---------- EXERCISE MATERIAL

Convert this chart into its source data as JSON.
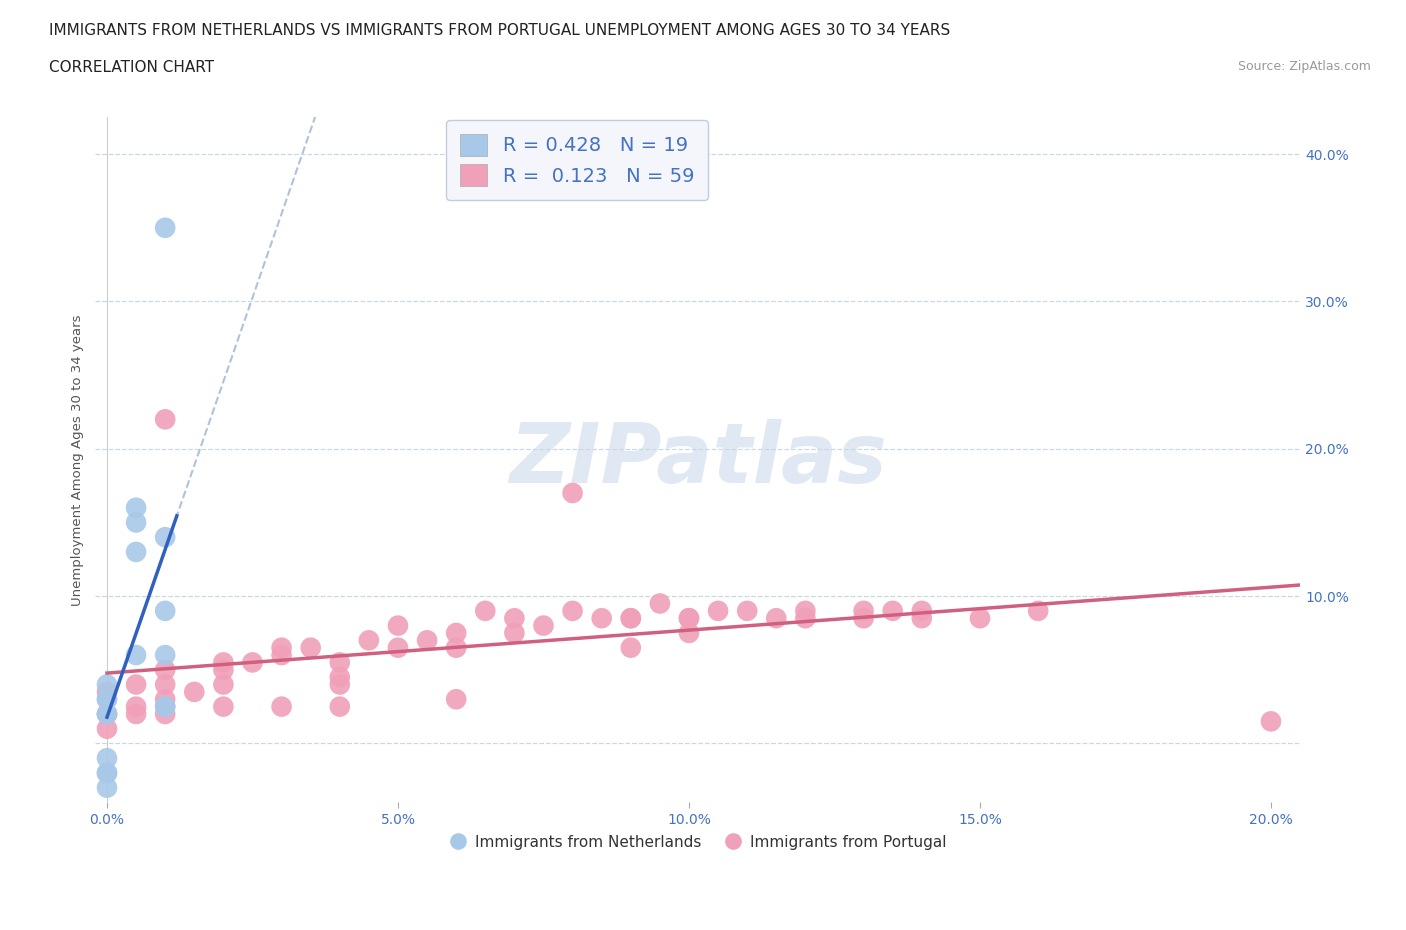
{
  "title_line1": "IMMIGRANTS FROM NETHERLANDS VS IMMIGRANTS FROM PORTUGAL UNEMPLOYMENT AMONG AGES 30 TO 34 YEARS",
  "title_line2": "CORRELATION CHART",
  "source_text": "Source: ZipAtlas.com",
  "ylabel": "Unemployment Among Ages 30 to 34 years",
  "watermark": "ZIPatlas",
  "xlim": [
    -0.002,
    0.205
  ],
  "ylim": [
    -0.04,
    0.425
  ],
  "xticks": [
    0.0,
    0.05,
    0.1,
    0.15,
    0.2
  ],
  "xtick_labels": [
    "0.0%",
    "5.0%",
    "10.0%",
    "15.0%",
    "20.0%"
  ],
  "yticks_right": [
    0.0,
    0.1,
    0.2,
    0.3,
    0.4
  ],
  "ytick_labels_right": [
    "",
    "10.0%",
    "20.0%",
    "30.0%",
    "40.0%"
  ],
  "netherlands_R": 0.428,
  "netherlands_N": 19,
  "portugal_R": 0.123,
  "portugal_N": 59,
  "netherlands_color": "#a8c8e8",
  "netherlands_line_color": "#3060c0",
  "portugal_color": "#f0a0b8",
  "portugal_line_color": "#d06080",
  "netherlands_x": [
    0.0,
    0.0,
    0.0,
    0.0,
    0.0,
    0.0,
    0.0,
    0.0,
    0.0,
    0.005,
    0.005,
    0.005,
    0.005,
    0.01,
    0.01,
    0.01,
    0.01,
    0.01,
    0.01
  ],
  "netherlands_y": [
    0.04,
    0.03,
    0.02,
    0.02,
    0.03,
    -0.01,
    -0.02,
    -0.02,
    -0.03,
    0.13,
    0.15,
    0.16,
    0.06,
    0.14,
    0.09,
    0.06,
    0.025,
    0.025,
    0.35
  ],
  "portugal_x": [
    0.0,
    0.0,
    0.0,
    0.005,
    0.005,
    0.005,
    0.01,
    0.01,
    0.01,
    0.01,
    0.01,
    0.015,
    0.02,
    0.02,
    0.02,
    0.02,
    0.025,
    0.03,
    0.03,
    0.03,
    0.035,
    0.04,
    0.04,
    0.04,
    0.04,
    0.045,
    0.05,
    0.05,
    0.055,
    0.06,
    0.06,
    0.06,
    0.065,
    0.07,
    0.07,
    0.075,
    0.08,
    0.08,
    0.085,
    0.09,
    0.09,
    0.09,
    0.095,
    0.1,
    0.1,
    0.1,
    0.105,
    0.11,
    0.115,
    0.12,
    0.12,
    0.13,
    0.13,
    0.135,
    0.14,
    0.14,
    0.15,
    0.16,
    0.2
  ],
  "portugal_y": [
    0.035,
    0.02,
    0.01,
    0.04,
    0.025,
    0.02,
    0.05,
    0.04,
    0.03,
    0.02,
    0.22,
    0.035,
    0.055,
    0.05,
    0.04,
    0.025,
    0.055,
    0.065,
    0.06,
    0.025,
    0.065,
    0.055,
    0.045,
    0.04,
    0.025,
    0.07,
    0.08,
    0.065,
    0.07,
    0.075,
    0.065,
    0.03,
    0.09,
    0.085,
    0.075,
    0.08,
    0.09,
    0.17,
    0.085,
    0.085,
    0.085,
    0.065,
    0.095,
    0.085,
    0.085,
    0.075,
    0.09,
    0.09,
    0.085,
    0.09,
    0.085,
    0.09,
    0.085,
    0.09,
    0.09,
    0.085,
    0.085,
    0.09,
    0.015
  ],
  "background_color": "#ffffff",
  "grid_color": "#c8d8e8",
  "title_fontsize": 11,
  "axis_label_fontsize": 9.5,
  "tick_fontsize": 10,
  "legend_fontsize": 14
}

--------------------

Quote the material exactly. Pictures stay out.

§ RESPONSE
Convert this chart into its source data as JSON.
{
  "title_line1": "IMMIGRANTS FROM NETHERLANDS VS IMMIGRANTS FROM PORTUGAL UNEMPLOYMENT AMONG AGES 30 TO 34 YEARS",
  "title_line2": "CORRELATION CHART",
  "source_text": "Source: ZipAtlas.com",
  "ylabel": "Unemployment Among Ages 30 to 34 years",
  "watermark": "ZIPatlas",
  "xlim": [
    -0.002,
    0.205
  ],
  "ylim": [
    -0.04,
    0.425
  ],
  "xticks": [
    0.0,
    0.05,
    0.1,
    0.15,
    0.2
  ],
  "xtick_labels": [
    "0.0%",
    "5.0%",
    "10.0%",
    "15.0%",
    "20.0%"
  ],
  "yticks_right": [
    0.0,
    0.1,
    0.2,
    0.3,
    0.4
  ],
  "ytick_labels_right": [
    "",
    "10.0%",
    "20.0%",
    "30.0%",
    "40.0%"
  ],
  "netherlands_R": 0.428,
  "netherlands_N": 19,
  "portugal_R": 0.123,
  "portugal_N": 59,
  "netherlands_color": "#a8c8e8",
  "netherlands_line_color": "#3060c0",
  "portugal_color": "#f0a0b8",
  "portugal_line_color": "#d06080",
  "netherlands_x": [
    0.0,
    0.0,
    0.0,
    0.0,
    0.0,
    0.0,
    0.0,
    0.0,
    0.0,
    0.005,
    0.005,
    0.005,
    0.005,
    0.01,
    0.01,
    0.01,
    0.01,
    0.01,
    0.01
  ],
  "netherlands_y": [
    0.04,
    0.03,
    0.02,
    0.02,
    0.03,
    -0.01,
    -0.02,
    -0.02,
    -0.03,
    0.13,
    0.15,
    0.16,
    0.06,
    0.14,
    0.09,
    0.06,
    0.025,
    0.025,
    0.35
  ],
  "portugal_x": [
    0.0,
    0.0,
    0.0,
    0.005,
    0.005,
    0.005,
    0.01,
    0.01,
    0.01,
    0.01,
    0.01,
    0.015,
    0.02,
    0.02,
    0.02,
    0.02,
    0.025,
    0.03,
    0.03,
    0.03,
    0.035,
    0.04,
    0.04,
    0.04,
    0.04,
    0.045,
    0.05,
    0.05,
    0.055,
    0.06,
    0.06,
    0.06,
    0.065,
    0.07,
    0.07,
    0.075,
    0.08,
    0.08,
    0.085,
    0.09,
    0.09,
    0.09,
    0.095,
    0.1,
    0.1,
    0.1,
    0.105,
    0.11,
    0.115,
    0.12,
    0.12,
    0.13,
    0.13,
    0.135,
    0.14,
    0.14,
    0.15,
    0.16,
    0.2
  ],
  "portugal_y": [
    0.035,
    0.02,
    0.01,
    0.04,
    0.025,
    0.02,
    0.05,
    0.04,
    0.03,
    0.02,
    0.22,
    0.035,
    0.055,
    0.05,
    0.04,
    0.025,
    0.055,
    0.065,
    0.06,
    0.025,
    0.065,
    0.055,
    0.045,
    0.04,
    0.025,
    0.07,
    0.08,
    0.065,
    0.07,
    0.075,
    0.065,
    0.03,
    0.09,
    0.085,
    0.075,
    0.08,
    0.09,
    0.17,
    0.085,
    0.085,
    0.085,
    0.065,
    0.095,
    0.085,
    0.085,
    0.075,
    0.09,
    0.09,
    0.085,
    0.09,
    0.085,
    0.09,
    0.085,
    0.09,
    0.09,
    0.085,
    0.085,
    0.09,
    0.015
  ],
  "background_color": "#ffffff",
  "grid_color": "#c8d8e8",
  "title_fontsize": 11,
  "axis_label_fontsize": 9.5,
  "tick_fontsize": 10,
  "legend_fontsize": 14
}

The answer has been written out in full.